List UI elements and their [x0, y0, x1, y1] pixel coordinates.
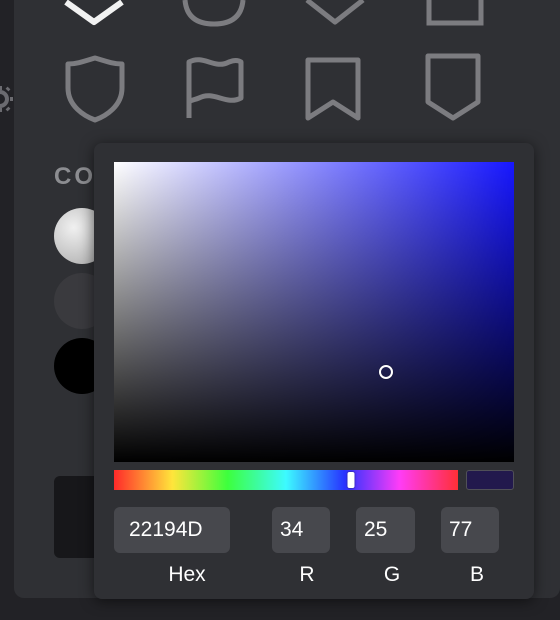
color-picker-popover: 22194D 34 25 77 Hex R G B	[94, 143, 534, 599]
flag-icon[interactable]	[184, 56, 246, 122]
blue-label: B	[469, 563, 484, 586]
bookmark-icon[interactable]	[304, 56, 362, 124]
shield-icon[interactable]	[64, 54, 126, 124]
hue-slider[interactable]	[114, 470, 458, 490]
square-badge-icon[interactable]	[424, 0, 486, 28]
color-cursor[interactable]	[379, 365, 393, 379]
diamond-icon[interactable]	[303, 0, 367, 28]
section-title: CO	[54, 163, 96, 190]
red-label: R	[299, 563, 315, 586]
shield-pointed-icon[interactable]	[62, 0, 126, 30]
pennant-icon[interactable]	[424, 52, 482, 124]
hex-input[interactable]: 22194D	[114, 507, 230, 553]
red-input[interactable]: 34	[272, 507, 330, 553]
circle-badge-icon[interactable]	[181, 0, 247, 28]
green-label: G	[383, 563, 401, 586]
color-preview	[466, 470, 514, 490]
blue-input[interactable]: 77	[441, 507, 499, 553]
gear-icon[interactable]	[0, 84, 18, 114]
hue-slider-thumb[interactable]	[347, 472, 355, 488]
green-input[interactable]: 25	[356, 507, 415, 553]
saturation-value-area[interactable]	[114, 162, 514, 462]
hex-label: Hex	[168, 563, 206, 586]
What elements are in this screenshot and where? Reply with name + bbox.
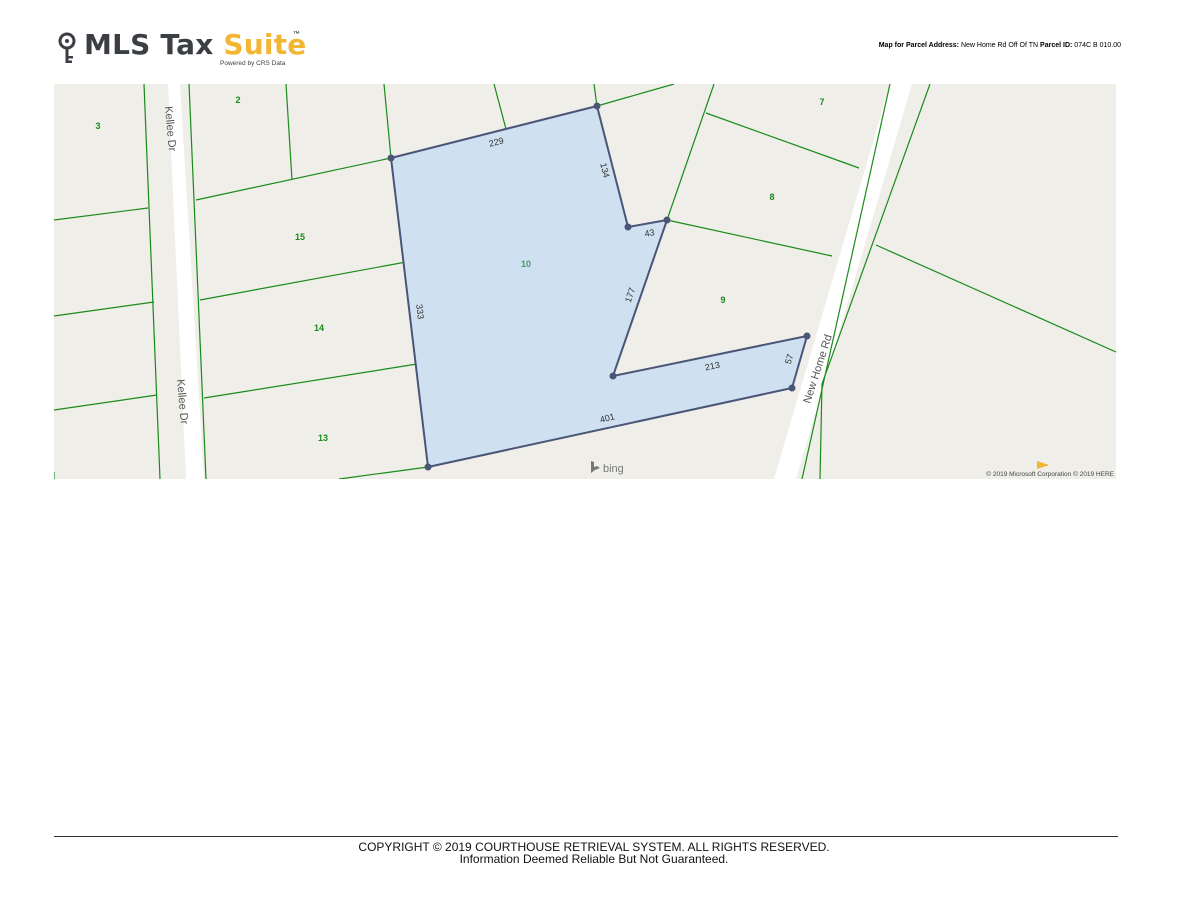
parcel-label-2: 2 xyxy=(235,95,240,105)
=-=-=
### THE PROBLEM
Rewrite the listing, beginning at the line that has "color-picker-popover: 22194D 34" and stopping after its last line, with "interactable" swapped for "clickable" and nothing else changed. Leave out the pictures.

### REPLY TO THE TASK
color-picker-popover: 22194D 34 25 77 Hex R G B	[94, 143, 534, 599]
flag-icon[clickable]	[184, 56, 246, 122]
blue-label: B	[469, 563, 484, 586]
bookmark-icon[clickable]	[304, 56, 362, 124]
shield-icon[clickable]	[64, 54, 126, 124]
hue-slider[clickable]	[114, 470, 458, 490]
square-badge-icon[clickable]	[424, 0, 486, 28]
color-cursor[clickable]	[379, 365, 393, 379]
diamond-icon[clickable]	[303, 0, 367, 28]
section-title: CO	[54, 163, 96, 190]
red-label: R	[299, 563, 315, 586]
shield-pointed-icon[clickable]	[62, 0, 126, 30]
pennant-icon[clickable]	[424, 52, 482, 124]
hex-input[clickable]: 22194D	[114, 507, 230, 553]
red-input[clickable]: 34	[272, 507, 330, 553]
circle-badge-icon[clickable]	[181, 0, 247, 28]
green-label: G	[383, 563, 401, 586]
color-preview	[466, 470, 514, 490]
blue-input[clickable]: 77	[441, 507, 499, 553]
gear-icon[clickable]	[0, 84, 18, 114]
hue-slider-thumb[clickable]	[347, 472, 355, 488]
green-input[clickable]: 25	[356, 507, 415, 553]
saturation-value-area[clickable]	[114, 162, 514, 462]
hex-label: Hex	[168, 563, 206, 586]
What elements are in this screenshot and where? Reply with name + bbox.
parcel-label-2: 2 xyxy=(235,95,240,105)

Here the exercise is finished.